WHAT YOU ARE ASKED TO DO.
Every record below should be printed exactly as given.

**** RAW RECORDS ****

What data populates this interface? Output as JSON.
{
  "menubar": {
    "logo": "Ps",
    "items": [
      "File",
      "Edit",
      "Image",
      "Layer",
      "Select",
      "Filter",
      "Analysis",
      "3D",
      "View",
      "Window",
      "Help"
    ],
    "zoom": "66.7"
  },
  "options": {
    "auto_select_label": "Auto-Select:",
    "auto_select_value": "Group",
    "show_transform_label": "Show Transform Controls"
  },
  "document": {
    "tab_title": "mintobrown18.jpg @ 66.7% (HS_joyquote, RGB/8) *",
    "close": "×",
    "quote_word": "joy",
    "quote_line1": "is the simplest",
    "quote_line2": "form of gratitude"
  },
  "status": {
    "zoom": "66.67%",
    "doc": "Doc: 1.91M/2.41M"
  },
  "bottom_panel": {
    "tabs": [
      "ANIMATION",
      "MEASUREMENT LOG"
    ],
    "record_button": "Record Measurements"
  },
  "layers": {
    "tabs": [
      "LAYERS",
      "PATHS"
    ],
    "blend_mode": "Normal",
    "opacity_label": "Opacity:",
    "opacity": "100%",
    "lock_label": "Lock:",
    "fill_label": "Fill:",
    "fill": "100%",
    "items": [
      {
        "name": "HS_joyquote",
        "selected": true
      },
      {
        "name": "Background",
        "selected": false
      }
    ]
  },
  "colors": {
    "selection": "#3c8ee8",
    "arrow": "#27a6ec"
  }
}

****

FINISHED TASK.
What data populates this interface? Output as JSON.
{
  "menubar": {
    "logo": "Ps",
    "items": [
      "File",
      "Edit",
      "Image",
      "Layer",
      "Select",
      "Filter",
      "Analysis",
      "3D",
      "View",
      "Window",
      "Help"
    ],
    "zoom": "66.7"
  },
  "options": {
    "auto_select_label": "Auto-Select:",
    "auto_select_value": "Group",
    "show_transform_label": "Show Transform Controls"
  },
  "document": {
    "tab_title": "mintobrown18.jpg @ 66.7% (HS_joyquote, RGB/8) *",
    "close": "×",
    "quote_word": "joy",
    "quote_line1": "is the simplest",
    "quote_line2": "form of gratitude"
  },
  "status": {
    "zoom": "66.67%",
    "doc": "Doc: 1.91M/2.41M"
  },
  "bottom_panel": {
    "tabs": [
      "ANIMATION",
      "MEASUREMENT LOG"
    ],
    "record_button": "Record Measurements"
  },
  "layers": {
    "tabs": [
      "LAYERS",
      "PATHS"
    ],
    "blend_mode": "Normal",
    "opacity_label": "Opacity:",
    "opacity": "100%",
    "lock_label": "Lock:",
    "fill_label": "Fill:",
    "fill": "100%",
    "items": [
      {
        "name": "HS_joyquote",
        "selected": true
      },
      {
        "name": "Background",
        "selected": false
      }
    ]
  },
  "colors": {
    "selection": "#3c8ee8",
    "arrow": "#27a6ec"
  }
}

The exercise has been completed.